Aim: Restate each of the lines given below, word for word.

Extracted data entries
* begin *
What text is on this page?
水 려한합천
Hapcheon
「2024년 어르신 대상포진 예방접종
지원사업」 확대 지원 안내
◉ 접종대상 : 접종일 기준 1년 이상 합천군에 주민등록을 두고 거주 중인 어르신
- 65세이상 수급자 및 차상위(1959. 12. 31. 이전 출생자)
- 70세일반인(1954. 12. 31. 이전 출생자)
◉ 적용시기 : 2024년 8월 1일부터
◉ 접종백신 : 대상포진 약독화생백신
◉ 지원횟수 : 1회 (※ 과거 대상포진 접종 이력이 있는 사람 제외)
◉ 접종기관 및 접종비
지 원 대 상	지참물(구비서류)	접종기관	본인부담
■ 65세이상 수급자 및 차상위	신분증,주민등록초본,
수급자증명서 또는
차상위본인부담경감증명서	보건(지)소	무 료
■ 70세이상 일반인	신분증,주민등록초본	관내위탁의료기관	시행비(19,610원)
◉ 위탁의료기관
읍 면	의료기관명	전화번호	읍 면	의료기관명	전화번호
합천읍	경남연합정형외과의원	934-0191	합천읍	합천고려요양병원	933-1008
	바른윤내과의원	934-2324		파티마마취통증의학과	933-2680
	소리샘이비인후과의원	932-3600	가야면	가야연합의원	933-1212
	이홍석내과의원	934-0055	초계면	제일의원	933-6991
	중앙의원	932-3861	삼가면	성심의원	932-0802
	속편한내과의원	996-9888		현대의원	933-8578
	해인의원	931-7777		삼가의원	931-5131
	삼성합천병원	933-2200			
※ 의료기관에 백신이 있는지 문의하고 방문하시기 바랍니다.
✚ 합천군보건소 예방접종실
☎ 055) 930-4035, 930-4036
* end *
Task result:
What text is on this page?
水 려한합천
Hapcheon
「2024년 어르신 대상포진 예방접종
지원사업」 확대 지원 안내
◉ 접종대상 : 접종일 기준 1년 이상 합천군에 주민등록을 두고 거주 중인 어르신
- 65세이상 수급자 및 차상위(1959. 12. 31. 이전 출생자)
- 70세일반인(1954. 12. 31. 이전 출생자)
◉ 적용시기 : 2024년 8월 1일부터
◉ 접종백신 : 대상포진 약독화생백신
◉ 지원횟수 : 1회 (※ 과거 대상포진 접종 이력이 있는 사람 제외)
◉ 접종기관 및 접종비
지 원 대 상	지참물(구비서류)	접종기관	본인부담
■ 65세이상 수급자 및 차상위	신분증,주민등록초본,
수급자증명서 또는
차상위본인부담경감증명서	보건(지)소	무 료
■ 70세이상 일반인	신분증,주민등록초본	관내위탁의료기관	시행비(19,610원)
◉ 위탁의료기관
읍 면	의료기관명	전화번호	읍 면	의료기관명	전화번호
합천읍	경남연합정형외과의원	934-0191	합천읍	합천고려요양병원	933-1008
	바른윤내과의원	934-2324		파티마마취통증의학과	933-2680
	소리샘이비인후과의원	932-3600	가야면	가야연합의원	933-1212
	이홍석내과의원	934-0055	초계면	제일의원	933-6991
	중앙의원	932-3861	삼가면	성심의원	932-0802
	속편한내과의원	996-9888		현대의원	933-8578
	해인의원	931-7777		삼가의원	931-5131
	삼성합천병원	933-2200			
※ 의료기관에 백신이 있는지 문의하고 방문하시기 바랍니다.
✚ 합천군보건소 예방접종실
☎ 055) 930-4035, 930-4036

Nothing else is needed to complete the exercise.